Task to complete. Within the records below, find each line that holds the string "espoir", then copy it.
─── Data for the task ───
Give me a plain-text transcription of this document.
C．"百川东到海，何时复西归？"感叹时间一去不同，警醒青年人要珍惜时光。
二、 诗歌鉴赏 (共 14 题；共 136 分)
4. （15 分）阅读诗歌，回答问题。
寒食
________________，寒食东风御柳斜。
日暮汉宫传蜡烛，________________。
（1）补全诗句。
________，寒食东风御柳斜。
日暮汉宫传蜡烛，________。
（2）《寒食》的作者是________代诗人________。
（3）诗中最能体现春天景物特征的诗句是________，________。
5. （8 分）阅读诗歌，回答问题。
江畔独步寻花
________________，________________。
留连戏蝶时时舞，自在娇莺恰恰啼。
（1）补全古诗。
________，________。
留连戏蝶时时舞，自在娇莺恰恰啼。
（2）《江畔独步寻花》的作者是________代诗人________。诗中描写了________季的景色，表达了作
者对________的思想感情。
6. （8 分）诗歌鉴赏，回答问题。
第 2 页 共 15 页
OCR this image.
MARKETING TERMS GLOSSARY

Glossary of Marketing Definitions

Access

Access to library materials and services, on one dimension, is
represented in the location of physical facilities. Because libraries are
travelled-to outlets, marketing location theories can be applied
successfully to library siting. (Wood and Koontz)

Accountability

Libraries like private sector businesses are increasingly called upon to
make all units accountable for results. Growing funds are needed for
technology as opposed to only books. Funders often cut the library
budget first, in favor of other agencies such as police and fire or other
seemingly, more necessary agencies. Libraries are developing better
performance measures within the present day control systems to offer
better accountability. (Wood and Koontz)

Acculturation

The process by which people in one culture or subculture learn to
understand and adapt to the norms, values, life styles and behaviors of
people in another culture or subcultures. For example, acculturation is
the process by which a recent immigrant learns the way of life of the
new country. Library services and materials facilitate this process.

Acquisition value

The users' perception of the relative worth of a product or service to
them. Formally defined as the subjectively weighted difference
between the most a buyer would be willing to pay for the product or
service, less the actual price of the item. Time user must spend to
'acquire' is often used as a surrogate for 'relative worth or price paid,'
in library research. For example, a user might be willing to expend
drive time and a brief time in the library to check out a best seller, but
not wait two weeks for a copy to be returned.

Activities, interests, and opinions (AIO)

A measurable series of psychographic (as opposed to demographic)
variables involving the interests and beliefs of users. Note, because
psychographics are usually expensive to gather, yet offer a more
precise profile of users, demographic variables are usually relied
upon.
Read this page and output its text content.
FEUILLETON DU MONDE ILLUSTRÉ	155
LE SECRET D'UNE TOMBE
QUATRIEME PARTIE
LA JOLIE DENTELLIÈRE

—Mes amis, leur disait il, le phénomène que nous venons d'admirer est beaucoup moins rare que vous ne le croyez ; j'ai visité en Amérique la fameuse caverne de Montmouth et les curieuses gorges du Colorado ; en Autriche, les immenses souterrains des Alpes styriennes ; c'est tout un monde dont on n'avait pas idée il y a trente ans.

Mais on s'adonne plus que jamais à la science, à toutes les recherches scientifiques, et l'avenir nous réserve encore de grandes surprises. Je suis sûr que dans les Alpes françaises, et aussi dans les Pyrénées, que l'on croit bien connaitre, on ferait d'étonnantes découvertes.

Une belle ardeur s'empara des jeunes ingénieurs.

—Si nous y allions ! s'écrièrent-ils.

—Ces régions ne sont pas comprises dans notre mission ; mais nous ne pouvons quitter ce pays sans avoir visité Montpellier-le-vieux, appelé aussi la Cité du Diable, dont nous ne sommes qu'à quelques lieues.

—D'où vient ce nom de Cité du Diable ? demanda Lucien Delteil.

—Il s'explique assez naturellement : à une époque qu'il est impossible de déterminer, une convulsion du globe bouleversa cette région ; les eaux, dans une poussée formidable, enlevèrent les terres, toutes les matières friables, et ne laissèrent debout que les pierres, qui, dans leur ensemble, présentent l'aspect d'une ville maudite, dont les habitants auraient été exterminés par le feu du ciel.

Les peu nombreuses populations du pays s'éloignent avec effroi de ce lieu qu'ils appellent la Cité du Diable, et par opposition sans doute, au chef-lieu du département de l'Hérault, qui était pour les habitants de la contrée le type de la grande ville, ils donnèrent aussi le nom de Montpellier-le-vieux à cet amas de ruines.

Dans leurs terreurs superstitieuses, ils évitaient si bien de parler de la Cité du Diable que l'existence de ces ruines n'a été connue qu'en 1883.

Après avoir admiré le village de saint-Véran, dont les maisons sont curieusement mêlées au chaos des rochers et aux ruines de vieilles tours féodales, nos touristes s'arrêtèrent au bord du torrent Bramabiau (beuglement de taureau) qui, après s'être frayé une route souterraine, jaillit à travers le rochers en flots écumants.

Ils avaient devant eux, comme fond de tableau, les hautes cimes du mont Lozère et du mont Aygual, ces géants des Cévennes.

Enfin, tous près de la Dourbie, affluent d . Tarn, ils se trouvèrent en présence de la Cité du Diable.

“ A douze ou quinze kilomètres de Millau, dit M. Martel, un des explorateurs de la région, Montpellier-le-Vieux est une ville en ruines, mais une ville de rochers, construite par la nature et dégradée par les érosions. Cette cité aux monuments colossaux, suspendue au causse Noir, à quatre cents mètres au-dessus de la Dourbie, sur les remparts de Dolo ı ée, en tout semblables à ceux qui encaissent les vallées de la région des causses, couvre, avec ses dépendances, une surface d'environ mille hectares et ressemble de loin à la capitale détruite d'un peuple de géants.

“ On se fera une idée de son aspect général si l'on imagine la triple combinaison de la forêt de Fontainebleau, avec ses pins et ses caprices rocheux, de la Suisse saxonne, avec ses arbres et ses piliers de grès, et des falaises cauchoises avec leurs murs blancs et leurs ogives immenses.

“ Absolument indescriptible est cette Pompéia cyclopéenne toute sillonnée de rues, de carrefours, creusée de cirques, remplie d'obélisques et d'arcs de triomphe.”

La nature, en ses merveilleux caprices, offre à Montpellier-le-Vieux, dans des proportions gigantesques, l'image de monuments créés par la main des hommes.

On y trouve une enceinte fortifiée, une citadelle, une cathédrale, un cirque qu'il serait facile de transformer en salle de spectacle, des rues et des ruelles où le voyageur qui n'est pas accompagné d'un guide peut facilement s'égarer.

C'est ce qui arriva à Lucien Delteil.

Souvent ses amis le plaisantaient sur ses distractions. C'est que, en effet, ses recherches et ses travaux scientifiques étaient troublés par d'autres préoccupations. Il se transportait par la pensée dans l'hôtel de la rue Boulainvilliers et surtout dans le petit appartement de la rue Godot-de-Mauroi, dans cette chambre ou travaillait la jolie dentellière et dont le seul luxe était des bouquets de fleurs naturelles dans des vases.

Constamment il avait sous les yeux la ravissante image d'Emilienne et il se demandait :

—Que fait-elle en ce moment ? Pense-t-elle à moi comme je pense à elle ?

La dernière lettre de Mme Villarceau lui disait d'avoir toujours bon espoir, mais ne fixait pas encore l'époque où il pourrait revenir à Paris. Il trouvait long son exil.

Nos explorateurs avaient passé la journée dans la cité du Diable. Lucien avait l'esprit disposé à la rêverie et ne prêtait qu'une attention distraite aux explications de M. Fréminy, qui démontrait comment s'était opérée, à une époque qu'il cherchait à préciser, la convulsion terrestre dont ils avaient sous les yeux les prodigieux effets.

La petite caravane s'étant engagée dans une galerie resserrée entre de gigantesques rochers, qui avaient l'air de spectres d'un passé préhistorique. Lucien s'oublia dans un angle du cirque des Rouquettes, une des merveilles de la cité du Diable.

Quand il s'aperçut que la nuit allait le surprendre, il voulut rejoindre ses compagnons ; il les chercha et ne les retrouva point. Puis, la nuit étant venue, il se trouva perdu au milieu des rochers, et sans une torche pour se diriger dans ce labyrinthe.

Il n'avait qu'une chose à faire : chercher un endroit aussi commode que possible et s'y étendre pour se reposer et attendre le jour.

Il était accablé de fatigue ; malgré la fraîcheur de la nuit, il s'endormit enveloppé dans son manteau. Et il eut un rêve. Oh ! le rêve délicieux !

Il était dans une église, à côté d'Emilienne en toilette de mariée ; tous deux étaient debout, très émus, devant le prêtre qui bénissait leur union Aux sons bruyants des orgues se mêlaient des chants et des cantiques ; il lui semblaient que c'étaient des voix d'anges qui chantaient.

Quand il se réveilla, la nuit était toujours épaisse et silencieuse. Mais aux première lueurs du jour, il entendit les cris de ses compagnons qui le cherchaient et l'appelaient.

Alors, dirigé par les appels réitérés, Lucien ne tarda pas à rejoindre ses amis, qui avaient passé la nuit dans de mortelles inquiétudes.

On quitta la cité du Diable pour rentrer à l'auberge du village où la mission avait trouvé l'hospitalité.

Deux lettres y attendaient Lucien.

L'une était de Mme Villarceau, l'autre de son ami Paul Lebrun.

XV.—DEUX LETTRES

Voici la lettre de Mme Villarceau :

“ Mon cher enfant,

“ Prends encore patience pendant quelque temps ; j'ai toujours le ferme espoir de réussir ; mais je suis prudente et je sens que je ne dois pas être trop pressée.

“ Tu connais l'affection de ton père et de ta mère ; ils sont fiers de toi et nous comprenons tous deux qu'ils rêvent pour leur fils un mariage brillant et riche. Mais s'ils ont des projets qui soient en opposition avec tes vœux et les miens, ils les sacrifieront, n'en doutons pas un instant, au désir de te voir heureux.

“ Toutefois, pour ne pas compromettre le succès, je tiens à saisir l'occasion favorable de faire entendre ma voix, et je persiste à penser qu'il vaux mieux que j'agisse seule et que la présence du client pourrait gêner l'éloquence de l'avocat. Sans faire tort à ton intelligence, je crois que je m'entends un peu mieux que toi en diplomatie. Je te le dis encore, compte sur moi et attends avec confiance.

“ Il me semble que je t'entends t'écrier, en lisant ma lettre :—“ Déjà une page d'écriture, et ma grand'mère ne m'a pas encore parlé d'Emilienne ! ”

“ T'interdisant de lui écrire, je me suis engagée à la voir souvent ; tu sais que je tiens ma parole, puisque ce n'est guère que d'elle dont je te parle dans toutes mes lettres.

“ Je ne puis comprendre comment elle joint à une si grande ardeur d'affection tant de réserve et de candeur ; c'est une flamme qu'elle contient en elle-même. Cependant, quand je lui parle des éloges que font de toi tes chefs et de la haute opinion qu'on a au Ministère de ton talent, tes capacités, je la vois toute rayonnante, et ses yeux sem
───
Reply.
La dernière lettre de Mme Villarceau lui disait d'avoir toujours bon espoir, mais ne fixait pas encore l'époque où il pourrait revenir à Paris. Il trouvait long son exil.
“ Prends encore patience pendant quelque temps ; j'ai toujours le ferme espoir de réussir ; mais je suis prudente et je sens que je ne dois pas être trop pressée.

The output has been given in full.